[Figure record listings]
________________________________________

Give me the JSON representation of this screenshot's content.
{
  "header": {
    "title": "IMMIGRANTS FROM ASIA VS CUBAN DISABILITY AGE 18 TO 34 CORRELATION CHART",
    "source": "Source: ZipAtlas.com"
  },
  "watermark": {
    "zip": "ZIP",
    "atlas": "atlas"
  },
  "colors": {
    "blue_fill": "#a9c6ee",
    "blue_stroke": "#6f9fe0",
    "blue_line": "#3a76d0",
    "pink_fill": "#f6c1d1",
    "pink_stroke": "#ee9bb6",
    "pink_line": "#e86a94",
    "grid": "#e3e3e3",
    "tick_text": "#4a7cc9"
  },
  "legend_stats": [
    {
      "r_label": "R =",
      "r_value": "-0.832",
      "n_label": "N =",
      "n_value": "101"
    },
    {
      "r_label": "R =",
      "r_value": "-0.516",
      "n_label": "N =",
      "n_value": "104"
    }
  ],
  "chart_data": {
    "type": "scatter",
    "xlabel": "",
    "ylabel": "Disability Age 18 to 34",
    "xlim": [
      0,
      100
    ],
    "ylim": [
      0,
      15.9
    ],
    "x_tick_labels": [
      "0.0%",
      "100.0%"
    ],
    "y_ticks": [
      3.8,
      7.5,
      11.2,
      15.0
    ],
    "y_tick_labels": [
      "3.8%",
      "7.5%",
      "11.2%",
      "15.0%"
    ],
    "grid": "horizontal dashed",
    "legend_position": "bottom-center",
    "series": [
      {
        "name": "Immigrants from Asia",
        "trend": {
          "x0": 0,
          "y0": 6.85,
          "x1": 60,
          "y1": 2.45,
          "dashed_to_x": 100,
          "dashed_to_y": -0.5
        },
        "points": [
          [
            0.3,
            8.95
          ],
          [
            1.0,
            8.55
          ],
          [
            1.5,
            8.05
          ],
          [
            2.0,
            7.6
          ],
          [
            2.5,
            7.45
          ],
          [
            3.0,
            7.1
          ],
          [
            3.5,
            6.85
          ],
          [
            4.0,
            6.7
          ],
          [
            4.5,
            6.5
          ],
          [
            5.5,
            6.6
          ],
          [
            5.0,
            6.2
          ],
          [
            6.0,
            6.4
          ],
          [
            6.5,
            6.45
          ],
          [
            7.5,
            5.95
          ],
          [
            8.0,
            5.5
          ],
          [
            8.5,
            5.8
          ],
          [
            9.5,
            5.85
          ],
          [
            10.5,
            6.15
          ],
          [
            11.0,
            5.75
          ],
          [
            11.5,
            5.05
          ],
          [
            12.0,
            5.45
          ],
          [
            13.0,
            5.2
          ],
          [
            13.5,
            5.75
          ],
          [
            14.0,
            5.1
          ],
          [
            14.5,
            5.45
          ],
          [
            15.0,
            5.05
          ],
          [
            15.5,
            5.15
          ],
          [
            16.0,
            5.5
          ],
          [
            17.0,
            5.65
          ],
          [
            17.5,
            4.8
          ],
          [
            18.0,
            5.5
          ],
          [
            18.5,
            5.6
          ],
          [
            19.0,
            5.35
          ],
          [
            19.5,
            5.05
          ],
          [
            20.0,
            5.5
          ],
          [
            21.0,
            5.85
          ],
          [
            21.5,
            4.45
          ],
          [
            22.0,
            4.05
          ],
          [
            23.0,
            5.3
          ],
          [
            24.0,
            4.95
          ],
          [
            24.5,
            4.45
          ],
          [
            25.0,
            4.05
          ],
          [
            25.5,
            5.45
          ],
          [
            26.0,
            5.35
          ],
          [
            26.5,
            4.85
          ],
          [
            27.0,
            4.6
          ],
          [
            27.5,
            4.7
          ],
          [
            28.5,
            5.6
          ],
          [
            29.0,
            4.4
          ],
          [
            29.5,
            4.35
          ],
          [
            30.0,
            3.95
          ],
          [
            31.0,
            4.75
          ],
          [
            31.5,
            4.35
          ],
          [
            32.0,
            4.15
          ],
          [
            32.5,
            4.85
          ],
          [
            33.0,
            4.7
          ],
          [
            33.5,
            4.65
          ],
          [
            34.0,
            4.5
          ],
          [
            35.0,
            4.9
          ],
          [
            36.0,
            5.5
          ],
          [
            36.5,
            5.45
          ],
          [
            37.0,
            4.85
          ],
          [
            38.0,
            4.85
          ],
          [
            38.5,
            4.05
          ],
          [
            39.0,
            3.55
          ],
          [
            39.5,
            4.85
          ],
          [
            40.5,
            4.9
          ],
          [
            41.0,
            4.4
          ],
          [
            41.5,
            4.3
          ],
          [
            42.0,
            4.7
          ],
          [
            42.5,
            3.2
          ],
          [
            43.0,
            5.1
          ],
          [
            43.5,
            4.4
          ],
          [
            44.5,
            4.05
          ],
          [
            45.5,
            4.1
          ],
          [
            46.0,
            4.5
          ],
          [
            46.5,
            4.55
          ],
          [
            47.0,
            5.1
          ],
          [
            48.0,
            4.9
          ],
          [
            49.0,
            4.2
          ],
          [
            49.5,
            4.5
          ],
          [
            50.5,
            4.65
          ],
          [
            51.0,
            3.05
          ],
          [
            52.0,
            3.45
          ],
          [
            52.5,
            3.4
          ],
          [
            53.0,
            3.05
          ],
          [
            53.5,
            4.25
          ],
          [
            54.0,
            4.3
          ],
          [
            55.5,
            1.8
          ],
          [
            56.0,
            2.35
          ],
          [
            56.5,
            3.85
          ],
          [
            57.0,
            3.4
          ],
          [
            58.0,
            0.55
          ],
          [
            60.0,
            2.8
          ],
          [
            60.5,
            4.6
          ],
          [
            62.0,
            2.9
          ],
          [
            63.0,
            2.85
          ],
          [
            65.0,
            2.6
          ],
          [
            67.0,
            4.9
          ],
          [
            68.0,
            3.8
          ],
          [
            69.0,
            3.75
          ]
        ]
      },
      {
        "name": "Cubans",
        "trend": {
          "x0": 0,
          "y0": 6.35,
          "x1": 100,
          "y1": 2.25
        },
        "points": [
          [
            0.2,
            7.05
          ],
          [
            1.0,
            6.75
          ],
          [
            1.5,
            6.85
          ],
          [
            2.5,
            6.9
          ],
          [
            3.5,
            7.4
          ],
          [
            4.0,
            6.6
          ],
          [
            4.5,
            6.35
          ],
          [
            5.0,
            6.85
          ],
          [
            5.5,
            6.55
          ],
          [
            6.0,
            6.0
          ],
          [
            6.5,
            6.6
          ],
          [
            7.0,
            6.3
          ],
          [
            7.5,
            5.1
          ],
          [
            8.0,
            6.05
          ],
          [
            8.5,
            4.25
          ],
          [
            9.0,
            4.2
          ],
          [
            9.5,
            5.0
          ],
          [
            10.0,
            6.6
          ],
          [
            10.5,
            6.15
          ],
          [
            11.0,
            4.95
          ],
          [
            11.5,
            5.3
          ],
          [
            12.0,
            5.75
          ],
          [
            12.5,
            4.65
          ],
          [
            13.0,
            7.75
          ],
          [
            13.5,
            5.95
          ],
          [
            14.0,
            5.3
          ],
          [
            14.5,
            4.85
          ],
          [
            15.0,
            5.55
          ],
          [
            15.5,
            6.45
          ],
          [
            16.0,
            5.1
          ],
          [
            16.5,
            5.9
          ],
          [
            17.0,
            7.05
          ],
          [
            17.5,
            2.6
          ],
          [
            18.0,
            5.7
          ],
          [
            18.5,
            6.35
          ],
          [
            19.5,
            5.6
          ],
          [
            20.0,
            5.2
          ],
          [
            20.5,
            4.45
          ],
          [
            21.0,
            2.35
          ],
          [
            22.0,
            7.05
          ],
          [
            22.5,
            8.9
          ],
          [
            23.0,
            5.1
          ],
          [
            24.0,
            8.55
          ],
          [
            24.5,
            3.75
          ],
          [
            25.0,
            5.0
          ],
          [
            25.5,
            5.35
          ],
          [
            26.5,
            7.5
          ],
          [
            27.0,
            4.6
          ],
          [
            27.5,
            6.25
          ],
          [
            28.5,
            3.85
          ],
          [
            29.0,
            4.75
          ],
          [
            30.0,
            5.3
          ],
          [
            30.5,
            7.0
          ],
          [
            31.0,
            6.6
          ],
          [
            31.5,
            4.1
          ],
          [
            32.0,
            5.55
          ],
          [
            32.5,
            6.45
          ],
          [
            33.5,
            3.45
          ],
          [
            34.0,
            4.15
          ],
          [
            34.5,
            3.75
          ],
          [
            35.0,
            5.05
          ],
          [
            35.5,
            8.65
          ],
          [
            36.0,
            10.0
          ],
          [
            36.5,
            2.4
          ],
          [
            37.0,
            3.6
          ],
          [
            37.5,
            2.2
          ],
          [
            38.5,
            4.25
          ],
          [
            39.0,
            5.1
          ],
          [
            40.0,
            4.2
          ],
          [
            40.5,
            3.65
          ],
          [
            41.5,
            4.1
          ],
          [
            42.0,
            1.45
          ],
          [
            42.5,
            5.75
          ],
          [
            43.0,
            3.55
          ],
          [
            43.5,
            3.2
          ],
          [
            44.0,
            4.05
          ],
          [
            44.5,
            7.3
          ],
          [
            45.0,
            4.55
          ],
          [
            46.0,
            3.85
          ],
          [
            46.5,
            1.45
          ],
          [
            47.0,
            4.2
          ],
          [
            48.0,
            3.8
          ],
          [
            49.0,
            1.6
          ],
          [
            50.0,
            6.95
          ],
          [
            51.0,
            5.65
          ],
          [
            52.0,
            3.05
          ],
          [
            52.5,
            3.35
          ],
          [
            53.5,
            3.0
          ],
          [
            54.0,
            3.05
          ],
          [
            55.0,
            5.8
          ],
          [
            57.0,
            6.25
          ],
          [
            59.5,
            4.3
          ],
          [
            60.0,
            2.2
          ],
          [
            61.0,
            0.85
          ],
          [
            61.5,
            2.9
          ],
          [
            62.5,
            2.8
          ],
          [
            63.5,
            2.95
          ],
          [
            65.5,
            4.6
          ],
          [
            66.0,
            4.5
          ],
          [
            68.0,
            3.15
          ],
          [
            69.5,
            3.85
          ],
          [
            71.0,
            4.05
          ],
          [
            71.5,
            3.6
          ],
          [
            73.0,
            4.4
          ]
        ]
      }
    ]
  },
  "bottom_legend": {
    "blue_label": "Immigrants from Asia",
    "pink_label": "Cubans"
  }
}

________________________________________

YOUR INSTRUCTIONS: Go through the records. Copy each line where "grid" appears.

SOLUTION FOR THIS EXERCISE:
    "grid": "#e3e3e3",
    "grid": "horizontal dashed",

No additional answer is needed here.